====== DATA FOR THE TASK ======

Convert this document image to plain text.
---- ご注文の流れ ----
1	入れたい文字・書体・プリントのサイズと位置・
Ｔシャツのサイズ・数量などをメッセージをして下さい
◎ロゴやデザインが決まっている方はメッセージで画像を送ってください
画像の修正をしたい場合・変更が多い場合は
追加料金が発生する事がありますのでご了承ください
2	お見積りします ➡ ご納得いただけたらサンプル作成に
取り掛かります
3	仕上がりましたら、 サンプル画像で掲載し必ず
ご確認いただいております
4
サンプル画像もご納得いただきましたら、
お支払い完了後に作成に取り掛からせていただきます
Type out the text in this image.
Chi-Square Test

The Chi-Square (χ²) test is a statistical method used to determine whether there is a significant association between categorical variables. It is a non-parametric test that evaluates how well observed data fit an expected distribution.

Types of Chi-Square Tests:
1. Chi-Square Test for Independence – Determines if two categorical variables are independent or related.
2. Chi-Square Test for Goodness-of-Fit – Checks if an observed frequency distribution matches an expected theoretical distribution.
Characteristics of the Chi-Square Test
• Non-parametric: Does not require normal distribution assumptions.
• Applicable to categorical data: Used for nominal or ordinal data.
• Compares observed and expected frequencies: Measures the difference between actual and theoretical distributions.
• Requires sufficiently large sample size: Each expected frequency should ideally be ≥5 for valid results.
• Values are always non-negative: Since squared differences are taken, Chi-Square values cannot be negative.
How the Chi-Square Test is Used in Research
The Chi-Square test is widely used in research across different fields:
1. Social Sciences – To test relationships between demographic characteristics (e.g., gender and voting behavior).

======

| STATED EXERCISE |
Write out the records shown above, exactly as they appear.

| COMPLETE OUTPUT |
Convert this document image to plain text.
---- ご注文の流れ ----
1	入れたい文字・書体・プリントのサイズと位置・
Ｔシャツのサイズ・数量などをメッセージをして下さい
◎ロゴやデザインが決まっている方はメッセージで画像を送ってください
画像の修正をしたい場合・変更が多い場合は
追加料金が発生する事がありますのでご了承ください
2	お見積りします ➡ ご納得いただけたらサンプル作成に
取り掛かります
3	仕上がりましたら、 サンプル画像で掲載し必ず
ご確認いただいております
4
サンプル画像もご納得いただきましたら、
お支払い完了後に作成に取り掛からせていただきます
Type out the text in this image.
Chi-Square Test

The Chi-Square (χ²) test is a statistical method used to determine whether there is a significant association between categorical variables. It is a non-parametric test that evaluates how well observed data fit an expected distribution.

Types of Chi-Square Tests:
1. Chi-Square Test for Independence – Determines if two categorical variables are independent or related.
2. Chi-Square Test for Goodness-of-Fit – Checks if an observed frequency distribution matches an expected theoretical distribution.
Characteristics of the Chi-Square Test
• Non-parametric: Does not require normal distribution assumptions.
• Applicable to categorical data: Used for nominal or ordinal data.
• Compares observed and expected frequencies: Measures the difference between actual and theoretical distributions.
• Requires sufficiently large sample size: Each expected frequency should ideally be ≥5 for valid results.
• Values are always non-negative: Since squared differences are taken, Chi-Square values cannot be negative.
How the Chi-Square Test is Used in Research
The Chi-Square test is widely used in research across different fields:
1. Social Sciences – To test relationships between demographic characteristics (e.g., gender and voting behavior).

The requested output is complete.